>> Begin LISTED ENTRIES

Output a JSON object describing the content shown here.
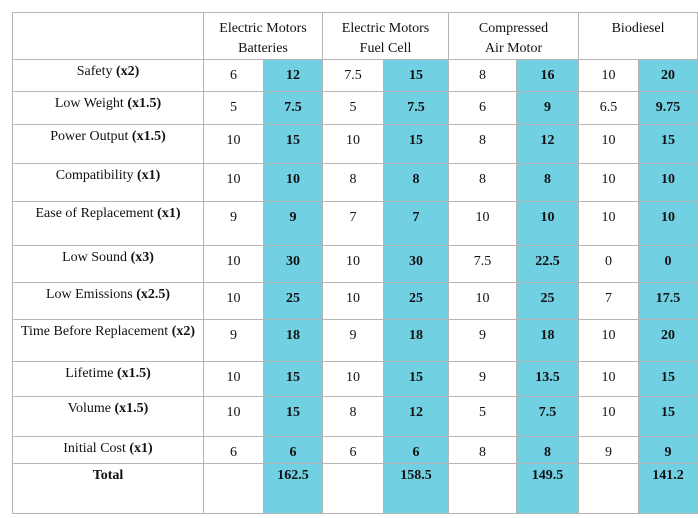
{
  "table": {
    "headers": [
      [
        "Electric Motors",
        "Batteries"
      ],
      [
        "Electric Motors",
        "Fuel Cell"
      ],
      [
        "Compressed",
        "Air Motor"
      ],
      [
        "Biodiesel"
      ]
    ],
    "rows": [
      {
        "label": "Safety",
        "weight": "(x2)",
        "values": [
          6,
          12,
          7.5,
          15,
          8,
          16,
          10,
          20
        ]
      },
      {
        "label": "Low Weight",
        "weight": "(x1.5)",
        "values": [
          5,
          7.5,
          5,
          7.5,
          6,
          9,
          6.5,
          9.75
        ]
      },
      {
        "label": "Power Output",
        "weight": "(x1.5)",
        "values": [
          10,
          15,
          10,
          15,
          8,
          12,
          10,
          15
        ]
      },
      {
        "label": "Compatibility",
        "weight": "(x1)",
        "values": [
          10,
          10,
          8,
          8,
          8,
          8,
          10,
          10
        ]
      },
      {
        "label": "Ease of Replacement",
        "weight": "(x1)",
        "values": [
          9,
          9,
          7,
          7,
          10,
          10,
          10,
          10
        ]
      },
      {
        "label": "Low Sound",
        "weight": "(x3)",
        "values": [
          10,
          30,
          10,
          30,
          7.5,
          22.5,
          0,
          0
        ]
      },
      {
        "label": "Low Emissions",
        "weight": "(x2.5)",
        "values": [
          10,
          25,
          10,
          25,
          10,
          25,
          7,
          17.5
        ]
      },
      {
        "label": "Time Before Replacement",
        "weight": "(x2)",
        "values": [
          9,
          18,
          9,
          18,
          9,
          18,
          10,
          20
        ]
      },
      {
        "label": "Lifetime",
        "weight": "(x1.5)",
        "values": [
          10,
          15,
          10,
          15,
          9,
          13.5,
          10,
          15
        ]
      },
      {
        "label": "Volume",
        "weight": "(x1.5)",
        "values": [
          10,
          15,
          8,
          12,
          5,
          7.5,
          10,
          15
        ]
      },
      {
        "label": "Initial Cost",
        "weight": "(x1)",
        "values": [
          6,
          6,
          6,
          6,
          8,
          8,
          9,
          9
        ]
      }
    ],
    "total": {
      "label": "Total",
      "values": [
        162.5,
        158.5,
        149.5,
        141.2
      ]
    }
  }
}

>> End LISTED ENTRIES

Filter the data, keeping only the lines that contain "Replacement".

        "label": "Ease of Replacement",
        "label": "Time Before Replacement",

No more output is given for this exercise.